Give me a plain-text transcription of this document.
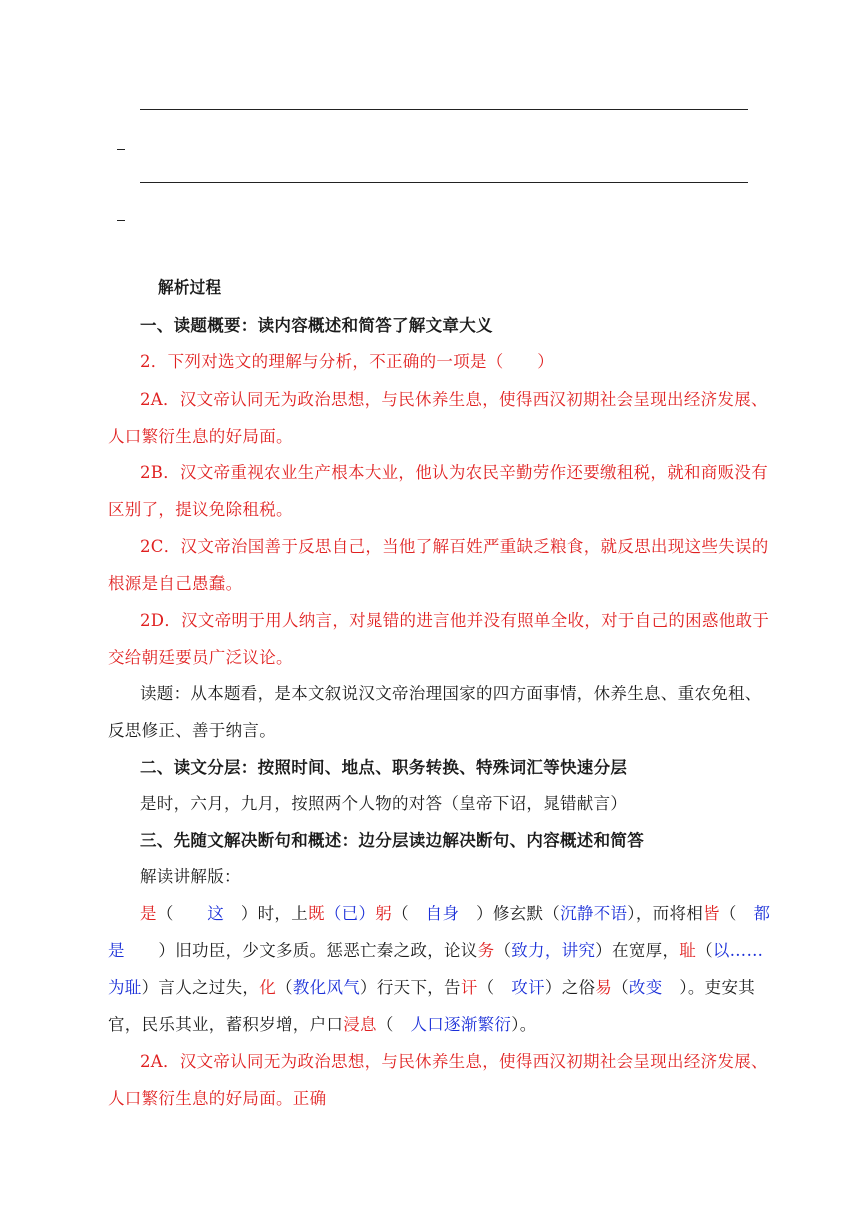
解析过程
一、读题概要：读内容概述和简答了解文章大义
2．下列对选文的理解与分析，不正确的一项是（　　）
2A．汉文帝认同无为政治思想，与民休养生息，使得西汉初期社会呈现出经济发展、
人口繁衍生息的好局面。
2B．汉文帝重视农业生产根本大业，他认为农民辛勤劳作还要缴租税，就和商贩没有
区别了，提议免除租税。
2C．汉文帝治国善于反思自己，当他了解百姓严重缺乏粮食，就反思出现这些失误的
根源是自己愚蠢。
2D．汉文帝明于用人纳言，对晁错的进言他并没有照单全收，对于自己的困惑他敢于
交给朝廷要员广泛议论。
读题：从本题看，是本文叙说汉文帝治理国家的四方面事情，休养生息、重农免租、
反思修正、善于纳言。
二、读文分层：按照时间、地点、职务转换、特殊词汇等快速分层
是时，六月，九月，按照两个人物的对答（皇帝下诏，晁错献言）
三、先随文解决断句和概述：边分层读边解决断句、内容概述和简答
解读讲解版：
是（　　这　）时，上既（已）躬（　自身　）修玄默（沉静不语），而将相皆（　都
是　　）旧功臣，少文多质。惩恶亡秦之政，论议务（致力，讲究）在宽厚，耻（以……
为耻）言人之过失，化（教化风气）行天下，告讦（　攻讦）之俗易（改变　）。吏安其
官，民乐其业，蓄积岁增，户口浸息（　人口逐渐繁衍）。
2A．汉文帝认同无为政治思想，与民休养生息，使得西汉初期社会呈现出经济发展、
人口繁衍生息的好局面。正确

===

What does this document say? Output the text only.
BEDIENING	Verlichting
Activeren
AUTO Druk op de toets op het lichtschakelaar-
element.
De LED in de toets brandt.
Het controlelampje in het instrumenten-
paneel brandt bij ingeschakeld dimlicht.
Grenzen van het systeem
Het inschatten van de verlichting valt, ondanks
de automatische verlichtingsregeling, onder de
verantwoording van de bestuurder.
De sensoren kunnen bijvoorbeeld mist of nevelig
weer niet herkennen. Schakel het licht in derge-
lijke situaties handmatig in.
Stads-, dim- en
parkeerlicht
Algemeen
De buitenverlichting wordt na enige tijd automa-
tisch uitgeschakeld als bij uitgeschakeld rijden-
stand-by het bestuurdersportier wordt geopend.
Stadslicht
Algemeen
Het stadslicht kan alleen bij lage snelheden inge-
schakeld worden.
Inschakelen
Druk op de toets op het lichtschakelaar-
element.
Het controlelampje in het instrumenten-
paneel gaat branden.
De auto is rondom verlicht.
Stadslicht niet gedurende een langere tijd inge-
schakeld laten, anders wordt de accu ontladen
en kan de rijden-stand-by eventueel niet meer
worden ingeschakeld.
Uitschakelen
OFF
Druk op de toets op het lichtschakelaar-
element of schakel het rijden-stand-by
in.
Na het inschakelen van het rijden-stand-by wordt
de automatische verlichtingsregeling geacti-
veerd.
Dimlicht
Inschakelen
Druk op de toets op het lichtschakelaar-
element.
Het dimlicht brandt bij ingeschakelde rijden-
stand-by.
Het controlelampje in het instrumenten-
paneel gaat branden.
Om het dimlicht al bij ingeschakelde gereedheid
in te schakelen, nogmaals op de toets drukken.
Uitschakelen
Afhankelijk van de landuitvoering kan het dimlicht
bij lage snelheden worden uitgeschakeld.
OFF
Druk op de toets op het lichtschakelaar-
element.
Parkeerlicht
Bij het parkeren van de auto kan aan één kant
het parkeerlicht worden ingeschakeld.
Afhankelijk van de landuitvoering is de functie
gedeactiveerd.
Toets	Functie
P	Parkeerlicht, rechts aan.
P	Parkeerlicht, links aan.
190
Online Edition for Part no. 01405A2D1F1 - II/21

===

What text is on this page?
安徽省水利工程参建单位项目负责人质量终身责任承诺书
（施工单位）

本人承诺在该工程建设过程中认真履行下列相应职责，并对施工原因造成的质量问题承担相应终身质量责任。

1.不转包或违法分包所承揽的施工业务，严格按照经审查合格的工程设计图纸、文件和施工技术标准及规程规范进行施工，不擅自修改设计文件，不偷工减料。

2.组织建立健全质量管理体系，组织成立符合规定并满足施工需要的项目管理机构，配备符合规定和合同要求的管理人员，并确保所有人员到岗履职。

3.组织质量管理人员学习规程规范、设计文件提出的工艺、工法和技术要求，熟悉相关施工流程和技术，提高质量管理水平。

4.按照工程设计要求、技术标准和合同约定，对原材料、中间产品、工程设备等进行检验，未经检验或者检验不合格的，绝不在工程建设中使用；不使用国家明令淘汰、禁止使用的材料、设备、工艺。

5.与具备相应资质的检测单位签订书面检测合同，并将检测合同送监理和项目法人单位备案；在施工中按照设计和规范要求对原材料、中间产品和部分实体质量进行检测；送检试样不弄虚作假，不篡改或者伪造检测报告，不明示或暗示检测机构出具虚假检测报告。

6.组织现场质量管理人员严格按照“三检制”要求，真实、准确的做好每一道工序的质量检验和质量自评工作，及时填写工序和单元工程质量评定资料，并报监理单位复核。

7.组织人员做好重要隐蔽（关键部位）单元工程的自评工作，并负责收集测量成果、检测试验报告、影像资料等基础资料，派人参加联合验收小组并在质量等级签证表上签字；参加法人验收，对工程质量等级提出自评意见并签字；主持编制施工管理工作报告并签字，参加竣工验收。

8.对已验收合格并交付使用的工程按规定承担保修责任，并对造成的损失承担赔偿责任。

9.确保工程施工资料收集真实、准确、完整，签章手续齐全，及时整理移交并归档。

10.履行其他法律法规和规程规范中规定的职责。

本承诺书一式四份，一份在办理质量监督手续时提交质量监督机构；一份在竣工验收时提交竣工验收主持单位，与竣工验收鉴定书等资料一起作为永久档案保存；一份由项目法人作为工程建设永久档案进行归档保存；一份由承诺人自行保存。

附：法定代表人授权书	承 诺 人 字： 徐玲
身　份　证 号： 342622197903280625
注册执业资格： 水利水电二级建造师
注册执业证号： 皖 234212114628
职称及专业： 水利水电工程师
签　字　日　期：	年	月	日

===

Filter out every line that lacks the word "niet", and copy the rest.

# [TASK RESPONSE]
weer niet herkennen. Schakel het licht in derge-
Stadslicht niet gedurende een langere tijd inge-
en kan de rijden-stand-by eventueel niet meer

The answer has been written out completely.